> **Do this**
Using the data below, determine the number of lines that include the string "within". Write only that number.

> **Records for the task**
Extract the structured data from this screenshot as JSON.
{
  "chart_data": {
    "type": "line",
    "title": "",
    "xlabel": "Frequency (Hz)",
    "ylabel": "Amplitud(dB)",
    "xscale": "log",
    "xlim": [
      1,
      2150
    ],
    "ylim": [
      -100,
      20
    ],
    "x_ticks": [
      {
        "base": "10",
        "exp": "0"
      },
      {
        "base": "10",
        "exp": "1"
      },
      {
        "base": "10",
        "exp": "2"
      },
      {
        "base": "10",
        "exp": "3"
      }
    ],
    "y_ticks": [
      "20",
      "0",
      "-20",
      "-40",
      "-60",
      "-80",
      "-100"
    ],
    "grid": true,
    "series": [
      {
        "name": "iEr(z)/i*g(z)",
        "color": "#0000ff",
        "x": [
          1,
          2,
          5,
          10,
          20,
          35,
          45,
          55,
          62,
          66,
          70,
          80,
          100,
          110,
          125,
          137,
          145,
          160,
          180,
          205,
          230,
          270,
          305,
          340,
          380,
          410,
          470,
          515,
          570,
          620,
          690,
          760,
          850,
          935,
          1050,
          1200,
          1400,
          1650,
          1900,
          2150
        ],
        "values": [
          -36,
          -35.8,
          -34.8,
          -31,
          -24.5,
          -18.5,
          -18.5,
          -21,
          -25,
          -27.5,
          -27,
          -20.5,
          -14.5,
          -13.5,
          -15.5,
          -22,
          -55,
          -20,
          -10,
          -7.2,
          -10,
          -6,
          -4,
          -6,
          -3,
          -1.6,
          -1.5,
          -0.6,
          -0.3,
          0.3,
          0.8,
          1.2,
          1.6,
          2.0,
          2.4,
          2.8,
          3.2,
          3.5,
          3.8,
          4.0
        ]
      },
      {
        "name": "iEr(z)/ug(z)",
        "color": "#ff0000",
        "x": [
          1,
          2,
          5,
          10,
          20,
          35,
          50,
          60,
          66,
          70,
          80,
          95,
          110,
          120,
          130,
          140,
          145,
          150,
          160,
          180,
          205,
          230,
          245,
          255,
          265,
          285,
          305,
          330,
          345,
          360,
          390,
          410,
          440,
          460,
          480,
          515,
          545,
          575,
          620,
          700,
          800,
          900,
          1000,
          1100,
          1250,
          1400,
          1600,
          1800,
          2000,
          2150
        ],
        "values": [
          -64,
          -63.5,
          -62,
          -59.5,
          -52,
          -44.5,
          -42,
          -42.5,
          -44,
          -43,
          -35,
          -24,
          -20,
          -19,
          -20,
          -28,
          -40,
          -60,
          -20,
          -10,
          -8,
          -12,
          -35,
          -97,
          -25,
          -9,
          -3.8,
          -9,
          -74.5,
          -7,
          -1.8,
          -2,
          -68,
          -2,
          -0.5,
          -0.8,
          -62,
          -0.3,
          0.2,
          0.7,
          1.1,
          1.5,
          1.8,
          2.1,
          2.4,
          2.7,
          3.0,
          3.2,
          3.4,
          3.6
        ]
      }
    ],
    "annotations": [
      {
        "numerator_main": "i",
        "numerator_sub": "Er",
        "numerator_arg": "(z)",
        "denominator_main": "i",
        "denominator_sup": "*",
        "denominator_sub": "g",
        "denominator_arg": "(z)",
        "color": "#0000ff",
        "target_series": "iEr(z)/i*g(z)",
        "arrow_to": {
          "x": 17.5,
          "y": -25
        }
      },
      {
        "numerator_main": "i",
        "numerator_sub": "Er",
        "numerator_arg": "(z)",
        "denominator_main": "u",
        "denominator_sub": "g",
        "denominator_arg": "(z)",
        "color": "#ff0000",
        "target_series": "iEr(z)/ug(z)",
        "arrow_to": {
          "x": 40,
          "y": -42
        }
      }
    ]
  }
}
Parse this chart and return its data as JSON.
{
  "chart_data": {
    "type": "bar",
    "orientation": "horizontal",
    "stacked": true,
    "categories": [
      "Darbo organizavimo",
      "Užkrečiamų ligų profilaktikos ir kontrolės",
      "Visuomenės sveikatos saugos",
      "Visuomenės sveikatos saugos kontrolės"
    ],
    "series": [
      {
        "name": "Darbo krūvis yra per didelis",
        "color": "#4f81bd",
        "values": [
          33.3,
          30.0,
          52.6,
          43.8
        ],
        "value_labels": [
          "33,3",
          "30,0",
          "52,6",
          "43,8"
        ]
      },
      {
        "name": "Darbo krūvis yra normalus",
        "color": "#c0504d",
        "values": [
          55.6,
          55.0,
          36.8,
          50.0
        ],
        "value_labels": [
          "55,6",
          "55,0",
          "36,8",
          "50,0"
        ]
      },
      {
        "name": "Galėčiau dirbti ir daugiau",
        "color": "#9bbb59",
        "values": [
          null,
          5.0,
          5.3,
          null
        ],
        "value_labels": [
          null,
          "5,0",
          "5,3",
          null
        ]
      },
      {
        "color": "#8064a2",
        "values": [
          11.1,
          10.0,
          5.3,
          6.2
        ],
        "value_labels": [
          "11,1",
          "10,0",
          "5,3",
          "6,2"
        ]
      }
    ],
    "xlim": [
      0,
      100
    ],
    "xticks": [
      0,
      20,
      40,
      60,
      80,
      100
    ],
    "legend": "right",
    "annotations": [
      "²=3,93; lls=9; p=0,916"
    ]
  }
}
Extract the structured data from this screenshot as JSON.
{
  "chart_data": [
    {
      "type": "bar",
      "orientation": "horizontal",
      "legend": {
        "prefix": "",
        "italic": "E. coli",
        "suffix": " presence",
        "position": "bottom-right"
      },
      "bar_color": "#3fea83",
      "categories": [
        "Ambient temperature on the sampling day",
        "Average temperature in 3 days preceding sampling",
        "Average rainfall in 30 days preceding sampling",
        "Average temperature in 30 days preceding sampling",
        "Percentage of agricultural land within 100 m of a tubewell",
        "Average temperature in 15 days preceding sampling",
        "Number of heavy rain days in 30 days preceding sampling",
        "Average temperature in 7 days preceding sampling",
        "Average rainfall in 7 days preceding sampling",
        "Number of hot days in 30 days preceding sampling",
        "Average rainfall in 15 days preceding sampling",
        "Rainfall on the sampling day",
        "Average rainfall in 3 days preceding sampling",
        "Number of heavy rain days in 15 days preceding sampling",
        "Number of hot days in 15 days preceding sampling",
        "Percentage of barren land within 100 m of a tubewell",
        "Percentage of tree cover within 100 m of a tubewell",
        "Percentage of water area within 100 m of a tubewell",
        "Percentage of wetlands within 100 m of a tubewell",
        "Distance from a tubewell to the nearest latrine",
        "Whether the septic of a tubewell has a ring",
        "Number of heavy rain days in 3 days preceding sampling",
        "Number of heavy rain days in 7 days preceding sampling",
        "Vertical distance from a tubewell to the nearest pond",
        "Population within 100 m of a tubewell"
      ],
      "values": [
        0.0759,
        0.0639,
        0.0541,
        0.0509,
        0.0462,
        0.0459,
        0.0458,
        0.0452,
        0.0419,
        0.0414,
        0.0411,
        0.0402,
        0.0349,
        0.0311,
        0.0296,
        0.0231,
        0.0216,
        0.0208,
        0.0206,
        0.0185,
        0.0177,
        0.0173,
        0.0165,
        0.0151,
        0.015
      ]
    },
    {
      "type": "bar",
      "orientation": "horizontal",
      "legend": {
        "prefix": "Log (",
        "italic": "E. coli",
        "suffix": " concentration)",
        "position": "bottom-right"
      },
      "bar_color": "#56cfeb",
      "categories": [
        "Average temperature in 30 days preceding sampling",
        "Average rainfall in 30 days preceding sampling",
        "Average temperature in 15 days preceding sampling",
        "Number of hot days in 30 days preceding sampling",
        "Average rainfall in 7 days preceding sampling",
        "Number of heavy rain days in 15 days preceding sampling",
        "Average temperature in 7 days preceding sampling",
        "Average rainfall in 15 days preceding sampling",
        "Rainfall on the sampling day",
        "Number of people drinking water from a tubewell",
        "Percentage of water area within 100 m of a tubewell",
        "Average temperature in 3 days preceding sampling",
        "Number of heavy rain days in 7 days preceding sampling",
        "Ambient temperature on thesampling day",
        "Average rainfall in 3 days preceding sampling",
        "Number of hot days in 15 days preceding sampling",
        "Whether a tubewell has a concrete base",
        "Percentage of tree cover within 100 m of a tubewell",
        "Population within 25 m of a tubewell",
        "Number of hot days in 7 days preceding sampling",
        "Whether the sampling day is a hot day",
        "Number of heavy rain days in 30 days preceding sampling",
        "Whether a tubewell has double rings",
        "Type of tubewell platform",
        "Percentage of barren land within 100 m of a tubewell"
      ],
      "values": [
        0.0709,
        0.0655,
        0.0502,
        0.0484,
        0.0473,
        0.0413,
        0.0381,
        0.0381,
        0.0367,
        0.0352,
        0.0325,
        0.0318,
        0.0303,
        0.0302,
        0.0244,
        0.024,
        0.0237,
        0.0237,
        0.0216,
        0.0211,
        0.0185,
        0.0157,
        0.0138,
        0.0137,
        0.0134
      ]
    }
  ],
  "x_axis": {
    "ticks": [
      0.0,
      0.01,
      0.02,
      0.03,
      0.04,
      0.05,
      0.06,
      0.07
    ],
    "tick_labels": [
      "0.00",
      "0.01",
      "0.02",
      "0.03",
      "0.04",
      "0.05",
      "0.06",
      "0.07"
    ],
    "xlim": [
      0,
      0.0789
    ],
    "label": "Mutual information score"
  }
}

> **Complete answer**
10